▶
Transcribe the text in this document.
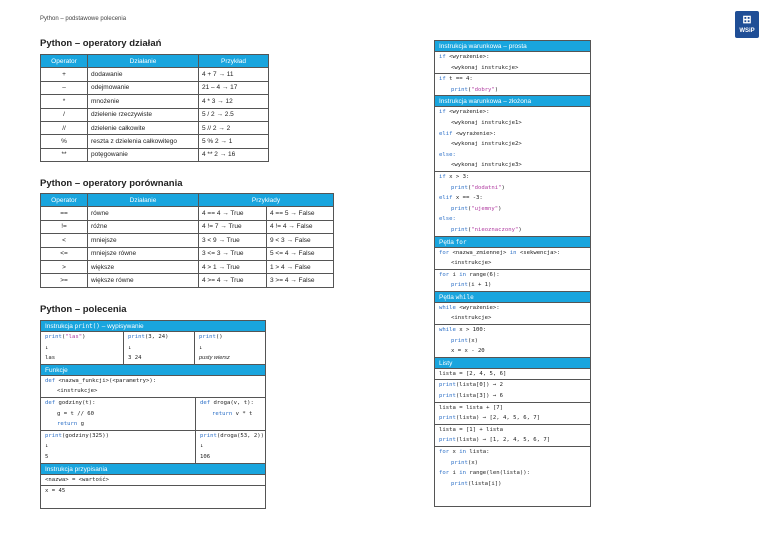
Python – podstawowe polecenia	⊞
WSiP
Python – operatory działań
Operator	Działanie	Przykład
+	dodawanie	4 + 7 → 11
–	odejmowanie	21 – 4 → 17
*	mnożenie	4 * 3 → 12
/	dzielenie rzeczywiste	5 / 2 → 2.5
//	dzielenie całkowite	5 // 2 → 2
%	reszta z dzielenia całkowitego	5 % 2 → 1
**	potęgowanie	4 ** 2 → 16
Python – operatory porównania
Operator	Działanie	Przykłady	
==	równe	4 == 4 → True	4 == 5 → False
!=	różne	4 != 7 → True	4 != 4 → False
<	mniejsze	3 < 9 → True	9 < 3 → False
<=	mniejsze równe	3 <= 3 → True	5 <= 4 → False
>	większe	4 > 1 → True	1 > 4 → False
>=	większe równe	4 >= 4 → True	3 >= 4 → False
Python – polecenia
Instrukcja print() – wypisywanie
print("las")
↓
las
print(3, 24)
↓
3 24
print()
↓
pusty wiersz
Funkcje
def <nazwa_funkcji>(<parametry>):
<instrukcje>
def godziny(t):
g = t // 60
return g
def droga(v, t):
return v * t
print(godziny(325))
↓
5
print(droga(53, 2))
↓
106
Instrukcja przypisania
<nazwa> = <wartość>
x = 45
Instrukcja warunkowa – prosta
if <wyrażenie>:
<wykonaj instrukcje>
if t == 4:
print("dobry")
Instrukcja warunkowa – złożona
if <wyrażenie>:
<wykonaj instrukcje1>
elif <wyrażenie>:
<wykonaj instrukcje2>
else:
<wykonaj instrukcje3>
if x > 3:
print("dodatni")
elif x == -3:
print("ujemny")
else:
print("nieoznaczony")
Pętla for
for <nazwa_zmiennej> in <sekwencja>:
<instrukcje>
for i in range(6):
print(i + 1)
Pętla while
while <wyrażenie>:
<instrukcje>
while x > 100:
print(x)
x = x - 20
Listy
lista = [2, 4, 5, 6]
print(lista[0]) → 2
print(lista[3]) → 6
lista = lista + [7]
print(lista) → [2, 4, 5, 6, 7]
lista = [1] + lista
print(lista) → [1, 2, 4, 5, 6, 7]
for x in lista:
print(x)
for i in range(len(lista)):
print(lista[i])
◀
[GIVEN REQUEST]:
Lines that hold the word "mniejsze" are the ones to return, every one of them.

[WRITTEN REPLY]:
<	mniejsze	3 < 9 → True	9 < 3 → False
<=	mniejsze równe	3 <= 3 → True	5 <= 4 → False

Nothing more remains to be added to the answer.